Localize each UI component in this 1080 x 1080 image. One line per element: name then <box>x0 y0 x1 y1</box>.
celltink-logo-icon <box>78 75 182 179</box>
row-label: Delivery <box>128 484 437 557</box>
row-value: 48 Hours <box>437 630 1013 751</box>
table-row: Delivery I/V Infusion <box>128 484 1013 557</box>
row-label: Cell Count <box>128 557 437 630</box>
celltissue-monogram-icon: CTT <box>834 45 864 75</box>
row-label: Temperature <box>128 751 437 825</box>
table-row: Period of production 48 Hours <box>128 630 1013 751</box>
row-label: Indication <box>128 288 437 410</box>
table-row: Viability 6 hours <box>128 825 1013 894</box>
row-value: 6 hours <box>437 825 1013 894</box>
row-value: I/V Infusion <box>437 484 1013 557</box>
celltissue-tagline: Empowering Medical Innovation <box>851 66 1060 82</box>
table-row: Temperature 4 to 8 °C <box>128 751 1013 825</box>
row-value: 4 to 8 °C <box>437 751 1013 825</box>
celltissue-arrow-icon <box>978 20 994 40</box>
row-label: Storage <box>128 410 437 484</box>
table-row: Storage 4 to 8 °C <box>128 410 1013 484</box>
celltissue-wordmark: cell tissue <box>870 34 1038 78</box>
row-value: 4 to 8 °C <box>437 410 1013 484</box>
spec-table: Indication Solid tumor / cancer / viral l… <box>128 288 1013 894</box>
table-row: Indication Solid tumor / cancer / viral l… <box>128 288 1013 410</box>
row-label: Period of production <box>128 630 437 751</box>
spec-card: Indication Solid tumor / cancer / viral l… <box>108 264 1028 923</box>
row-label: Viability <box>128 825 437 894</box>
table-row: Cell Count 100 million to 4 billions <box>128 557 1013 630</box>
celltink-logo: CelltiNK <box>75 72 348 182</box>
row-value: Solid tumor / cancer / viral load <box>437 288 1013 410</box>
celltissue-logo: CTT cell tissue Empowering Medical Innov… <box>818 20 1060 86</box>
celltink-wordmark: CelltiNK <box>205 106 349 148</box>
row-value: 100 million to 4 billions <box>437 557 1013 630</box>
....................
Working through the records above, copy each one exactly.

*Exercise output*
Localize each UI component in this 1080 x 1080 image. One line per element: name then <box>x0 y0 x1 y1</box>.
celltink-logo-icon <box>78 75 182 179</box>
row-label: Delivery <box>128 484 437 557</box>
row-value: 48 Hours <box>437 630 1013 751</box>
table-row: Delivery I/V Infusion <box>128 484 1013 557</box>
row-label: Cell Count <box>128 557 437 630</box>
celltissue-monogram-icon: CTT <box>834 45 864 75</box>
row-label: Temperature <box>128 751 437 825</box>
table-row: Period of production 48 Hours <box>128 630 1013 751</box>
row-label: Indication <box>128 288 437 410</box>
table-row: Viability 6 hours <box>128 825 1013 894</box>
row-value: 6 hours <box>437 825 1013 894</box>
row-value: I/V Infusion <box>437 484 1013 557</box>
celltissue-tagline: Empowering Medical Innovation <box>851 66 1060 82</box>
table-row: Temperature 4 to 8 °C <box>128 751 1013 825</box>
row-value: 4 to 8 °C <box>437 751 1013 825</box>
celltissue-arrow-icon <box>978 20 994 40</box>
row-label: Storage <box>128 410 437 484</box>
table-row: Storage 4 to 8 °C <box>128 410 1013 484</box>
celltissue-wordmark: cell tissue <box>870 34 1038 78</box>
row-value: 4 to 8 °C <box>437 410 1013 484</box>
spec-table: Indication Solid tumor / cancer / viral l… <box>128 288 1013 894</box>
table-row: Indication Solid tumor / cancer / viral l… <box>128 288 1013 410</box>
row-label: Period of production <box>128 630 437 751</box>
spec-card: Indication Solid tumor / cancer / viral l… <box>108 264 1028 923</box>
row-label: Viability <box>128 825 437 894</box>
table-row: Cell Count 100 million to 4 billions <box>128 557 1013 630</box>
celltink-logo: CelltiNK <box>75 72 348 182</box>
row-value: Solid tumor / cancer / viral load <box>437 288 1013 410</box>
celltissue-logo: CTT cell tissue Empowering Medical Innov… <box>818 20 1060 86</box>
celltink-wordmark: CelltiNK <box>205 106 349 148</box>
row-value: 100 million to 4 billions <box>437 557 1013 630</box>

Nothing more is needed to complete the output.